**Description of the task**
From the entries that follow, report every line in which "genomföra" occurs.

**Extracted data entries**

>>>>

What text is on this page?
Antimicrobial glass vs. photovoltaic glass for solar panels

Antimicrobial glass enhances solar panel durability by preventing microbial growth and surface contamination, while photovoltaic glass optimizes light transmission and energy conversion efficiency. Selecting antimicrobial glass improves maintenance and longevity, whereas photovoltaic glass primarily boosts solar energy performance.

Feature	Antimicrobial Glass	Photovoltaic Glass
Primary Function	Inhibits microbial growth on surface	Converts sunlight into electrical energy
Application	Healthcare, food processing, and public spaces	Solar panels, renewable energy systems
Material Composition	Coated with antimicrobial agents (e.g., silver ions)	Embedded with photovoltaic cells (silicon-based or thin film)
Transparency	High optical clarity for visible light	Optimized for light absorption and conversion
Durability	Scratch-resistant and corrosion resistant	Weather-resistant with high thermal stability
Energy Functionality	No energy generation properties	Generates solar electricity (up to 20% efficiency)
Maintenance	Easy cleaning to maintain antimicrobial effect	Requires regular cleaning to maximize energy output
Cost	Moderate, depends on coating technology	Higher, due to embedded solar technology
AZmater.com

<<<<
>>>>

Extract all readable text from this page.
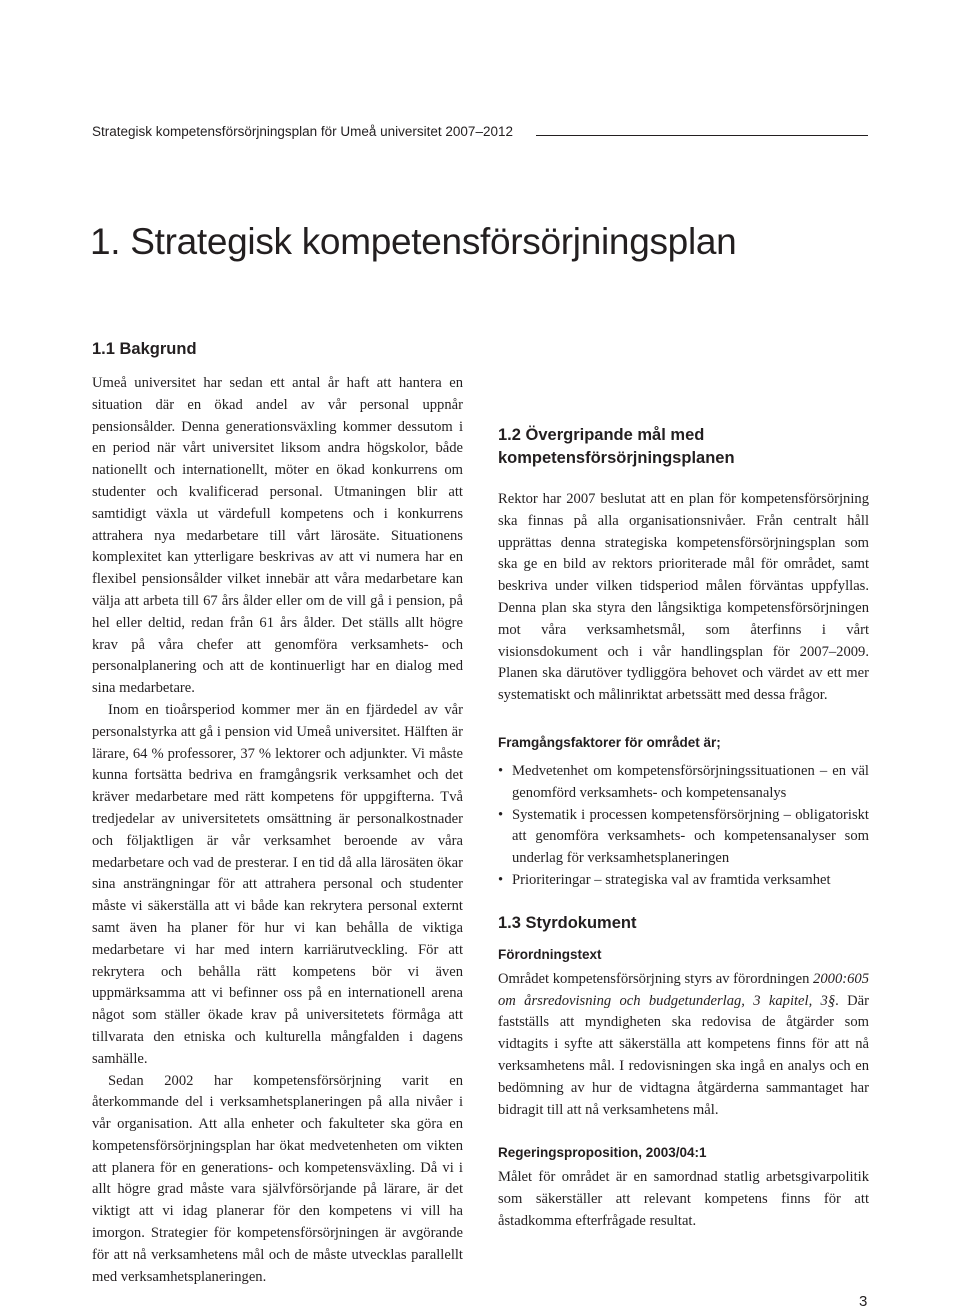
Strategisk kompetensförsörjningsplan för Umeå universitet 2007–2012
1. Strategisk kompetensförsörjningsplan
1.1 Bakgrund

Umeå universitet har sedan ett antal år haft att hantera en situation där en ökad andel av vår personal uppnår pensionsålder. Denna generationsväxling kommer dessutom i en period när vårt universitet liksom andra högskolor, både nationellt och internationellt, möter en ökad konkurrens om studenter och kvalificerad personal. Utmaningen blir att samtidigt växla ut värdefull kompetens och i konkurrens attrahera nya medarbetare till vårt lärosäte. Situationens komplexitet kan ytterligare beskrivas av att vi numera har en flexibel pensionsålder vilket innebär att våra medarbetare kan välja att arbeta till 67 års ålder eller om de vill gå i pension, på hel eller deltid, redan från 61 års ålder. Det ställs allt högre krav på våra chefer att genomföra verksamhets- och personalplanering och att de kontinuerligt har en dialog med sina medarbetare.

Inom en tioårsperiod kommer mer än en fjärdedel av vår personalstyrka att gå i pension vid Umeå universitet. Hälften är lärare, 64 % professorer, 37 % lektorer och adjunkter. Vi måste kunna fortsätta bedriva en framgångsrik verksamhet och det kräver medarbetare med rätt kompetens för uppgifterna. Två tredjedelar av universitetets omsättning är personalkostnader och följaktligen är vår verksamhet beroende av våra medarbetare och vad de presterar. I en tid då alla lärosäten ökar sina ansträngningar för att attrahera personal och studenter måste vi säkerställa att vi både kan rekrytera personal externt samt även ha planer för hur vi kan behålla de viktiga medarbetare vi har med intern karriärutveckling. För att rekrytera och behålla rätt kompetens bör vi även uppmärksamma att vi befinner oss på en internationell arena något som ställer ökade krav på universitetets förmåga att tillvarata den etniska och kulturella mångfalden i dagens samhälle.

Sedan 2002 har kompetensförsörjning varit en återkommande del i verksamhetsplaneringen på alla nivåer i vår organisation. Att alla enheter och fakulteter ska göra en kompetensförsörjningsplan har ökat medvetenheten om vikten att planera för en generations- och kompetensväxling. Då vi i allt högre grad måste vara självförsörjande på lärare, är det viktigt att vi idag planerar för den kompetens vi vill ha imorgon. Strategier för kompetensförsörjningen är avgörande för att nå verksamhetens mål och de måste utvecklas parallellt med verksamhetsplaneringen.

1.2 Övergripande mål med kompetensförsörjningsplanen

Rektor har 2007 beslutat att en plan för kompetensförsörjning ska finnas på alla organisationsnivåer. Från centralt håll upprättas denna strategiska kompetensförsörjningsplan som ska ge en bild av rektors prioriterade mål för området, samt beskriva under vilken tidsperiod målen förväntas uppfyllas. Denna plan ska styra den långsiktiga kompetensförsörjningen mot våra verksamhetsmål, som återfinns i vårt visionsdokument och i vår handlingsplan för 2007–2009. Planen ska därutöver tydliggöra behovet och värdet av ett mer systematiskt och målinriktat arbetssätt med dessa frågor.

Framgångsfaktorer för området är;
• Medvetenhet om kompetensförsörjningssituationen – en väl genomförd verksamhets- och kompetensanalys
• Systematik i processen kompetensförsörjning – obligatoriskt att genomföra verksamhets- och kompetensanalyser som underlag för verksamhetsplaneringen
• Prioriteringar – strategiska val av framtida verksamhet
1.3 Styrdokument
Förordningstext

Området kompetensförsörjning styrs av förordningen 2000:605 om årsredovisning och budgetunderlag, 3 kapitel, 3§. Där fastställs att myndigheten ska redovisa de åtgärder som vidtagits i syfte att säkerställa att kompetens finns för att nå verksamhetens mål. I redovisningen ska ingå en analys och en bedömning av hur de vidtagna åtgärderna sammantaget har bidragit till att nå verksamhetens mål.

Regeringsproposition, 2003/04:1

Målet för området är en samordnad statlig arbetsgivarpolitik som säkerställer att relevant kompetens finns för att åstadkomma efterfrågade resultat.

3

<<<<

**Exercise solution**
Umeå universitet har sedan ett antal år haft att hantera en situation där en ökad andel av vår personal uppnår pensionsålder. Denna generationsväxling kommer dessutom i en period när vårt universitet liksom andra högskolor, både nationellt och internationellt, möter en ökad konkurrens om studenter och kvalificerad personal. Utmaningen blir att samtidigt växla ut värdefull kompetens och i konkurrens attrahera nya medarbetare till vårt lärosäte. Situationens komplexitet kan ytterligare beskrivas av att vi numera har en flexibel pensionsålder vilket innebär att våra medarbetare kan välja att arbeta till 67 års ålder eller om de vill gå i pension, på hel eller deltid, redan från 61 års ålder. Det ställs allt högre krav på våra chefer att genomföra verksamhets- och personalplanering och att de kontinuerligt har en dialog med sina medarbetare.
• Systematik i processen kompetensförsörjning – obligatoriskt att genomföra verksamhets- och kompetensanalyser som underlag för verksamhetsplaneringen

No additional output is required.